Output, please, every line from the line that holds "Extract all readable text from this page." to the end, exactly as written.

# START OF Extracted information

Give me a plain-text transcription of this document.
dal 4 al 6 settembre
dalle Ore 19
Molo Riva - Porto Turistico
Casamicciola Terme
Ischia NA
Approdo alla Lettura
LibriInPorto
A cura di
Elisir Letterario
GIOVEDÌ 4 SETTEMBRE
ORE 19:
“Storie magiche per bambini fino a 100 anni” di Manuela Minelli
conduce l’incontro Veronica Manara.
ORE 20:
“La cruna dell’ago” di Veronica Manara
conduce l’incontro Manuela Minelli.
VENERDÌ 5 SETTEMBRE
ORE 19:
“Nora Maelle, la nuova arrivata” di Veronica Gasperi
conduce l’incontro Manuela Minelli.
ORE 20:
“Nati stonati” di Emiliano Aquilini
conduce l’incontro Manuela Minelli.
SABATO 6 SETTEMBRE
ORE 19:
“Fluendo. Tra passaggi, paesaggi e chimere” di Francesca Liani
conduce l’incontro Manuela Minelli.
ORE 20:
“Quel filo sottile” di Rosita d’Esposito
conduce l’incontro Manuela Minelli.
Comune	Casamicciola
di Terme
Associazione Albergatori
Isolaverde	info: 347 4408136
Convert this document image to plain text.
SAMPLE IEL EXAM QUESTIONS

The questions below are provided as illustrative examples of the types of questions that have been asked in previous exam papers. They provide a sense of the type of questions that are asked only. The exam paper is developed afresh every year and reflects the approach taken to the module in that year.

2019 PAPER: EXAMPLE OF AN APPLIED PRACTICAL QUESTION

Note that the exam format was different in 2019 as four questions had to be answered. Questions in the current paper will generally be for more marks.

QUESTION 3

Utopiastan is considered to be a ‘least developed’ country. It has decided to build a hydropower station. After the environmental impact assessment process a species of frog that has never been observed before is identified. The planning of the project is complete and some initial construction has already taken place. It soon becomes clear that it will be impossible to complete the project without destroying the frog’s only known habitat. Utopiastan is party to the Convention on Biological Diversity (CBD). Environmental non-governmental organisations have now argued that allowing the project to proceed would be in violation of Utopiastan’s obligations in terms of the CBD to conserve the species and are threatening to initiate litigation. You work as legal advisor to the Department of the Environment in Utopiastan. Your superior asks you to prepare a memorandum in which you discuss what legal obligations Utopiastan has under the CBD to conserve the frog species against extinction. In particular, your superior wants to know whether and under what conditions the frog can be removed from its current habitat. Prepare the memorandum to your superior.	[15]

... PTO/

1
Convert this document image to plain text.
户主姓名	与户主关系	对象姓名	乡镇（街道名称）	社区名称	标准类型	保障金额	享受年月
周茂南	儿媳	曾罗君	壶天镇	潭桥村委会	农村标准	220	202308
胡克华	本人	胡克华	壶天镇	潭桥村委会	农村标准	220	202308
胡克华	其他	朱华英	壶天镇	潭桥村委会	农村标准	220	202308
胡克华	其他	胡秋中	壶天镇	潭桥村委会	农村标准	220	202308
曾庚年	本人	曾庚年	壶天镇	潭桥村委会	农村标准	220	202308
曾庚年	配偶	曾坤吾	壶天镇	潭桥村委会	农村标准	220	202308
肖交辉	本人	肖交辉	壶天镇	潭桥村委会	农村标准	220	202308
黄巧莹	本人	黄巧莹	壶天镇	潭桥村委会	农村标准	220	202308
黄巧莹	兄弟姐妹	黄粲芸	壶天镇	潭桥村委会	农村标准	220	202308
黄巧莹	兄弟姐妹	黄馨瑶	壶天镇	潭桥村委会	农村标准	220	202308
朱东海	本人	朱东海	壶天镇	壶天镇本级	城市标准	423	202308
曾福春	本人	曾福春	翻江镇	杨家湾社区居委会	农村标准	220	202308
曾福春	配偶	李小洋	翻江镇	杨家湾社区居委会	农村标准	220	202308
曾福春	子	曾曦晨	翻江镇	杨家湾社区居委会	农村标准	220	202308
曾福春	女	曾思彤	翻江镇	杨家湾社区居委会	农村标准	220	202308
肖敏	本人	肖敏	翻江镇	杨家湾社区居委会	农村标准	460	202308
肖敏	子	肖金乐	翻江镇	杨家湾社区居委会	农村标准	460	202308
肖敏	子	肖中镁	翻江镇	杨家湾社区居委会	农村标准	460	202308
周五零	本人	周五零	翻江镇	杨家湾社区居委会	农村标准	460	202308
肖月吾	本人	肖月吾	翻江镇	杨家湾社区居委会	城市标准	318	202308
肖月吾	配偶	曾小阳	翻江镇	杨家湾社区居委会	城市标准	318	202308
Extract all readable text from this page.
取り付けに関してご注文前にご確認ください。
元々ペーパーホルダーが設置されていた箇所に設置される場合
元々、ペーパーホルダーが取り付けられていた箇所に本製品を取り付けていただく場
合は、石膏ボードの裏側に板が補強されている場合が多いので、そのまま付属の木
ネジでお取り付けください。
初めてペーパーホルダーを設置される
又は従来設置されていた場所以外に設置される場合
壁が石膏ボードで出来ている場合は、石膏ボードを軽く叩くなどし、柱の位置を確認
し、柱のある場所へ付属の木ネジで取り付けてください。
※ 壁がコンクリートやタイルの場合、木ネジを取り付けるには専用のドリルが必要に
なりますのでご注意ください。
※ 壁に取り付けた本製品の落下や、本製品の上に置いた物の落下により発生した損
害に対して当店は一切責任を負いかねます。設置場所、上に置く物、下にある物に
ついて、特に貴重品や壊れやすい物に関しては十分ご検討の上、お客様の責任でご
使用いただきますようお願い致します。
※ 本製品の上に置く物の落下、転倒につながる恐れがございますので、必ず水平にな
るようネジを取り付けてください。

# END OF Extracted information

Final answer:
Extract all readable text from this page.
取り付けに関してご注文前にご確認ください。
元々ペーパーホルダーが設置されていた箇所に設置される場合
元々、ペーパーホルダーが取り付けられていた箇所に本製品を取り付けていただく場
合は、石膏ボードの裏側に板が補強されている場合が多いので、そのまま付属の木
ネジでお取り付けください。
初めてペーパーホルダーを設置される
又は従来設置されていた場所以外に設置される場合
壁が石膏ボードで出来ている場合は、石膏ボードを軽く叩くなどし、柱の位置を確認
し、柱のある場所へ付属の木ネジで取り付けてください。
※ 壁がコンクリートやタイルの場合、木ネジを取り付けるには専用のドリルが必要に
なりますのでご注意ください。
※ 壁に取り付けた本製品の落下や、本製品の上に置いた物の落下により発生した損
害に対して当店は一切責任を負いかねます。設置場所、上に置く物、下にある物に
ついて、特に貴重品や壊れやすい物に関しては十分ご検討の上、お客様の責任でご
使用いただきますようお願い致します。
※ 本製品の上に置く物の落下、転倒につながる恐れがございますので、必ず水平にな
るようネジを取り付けてください。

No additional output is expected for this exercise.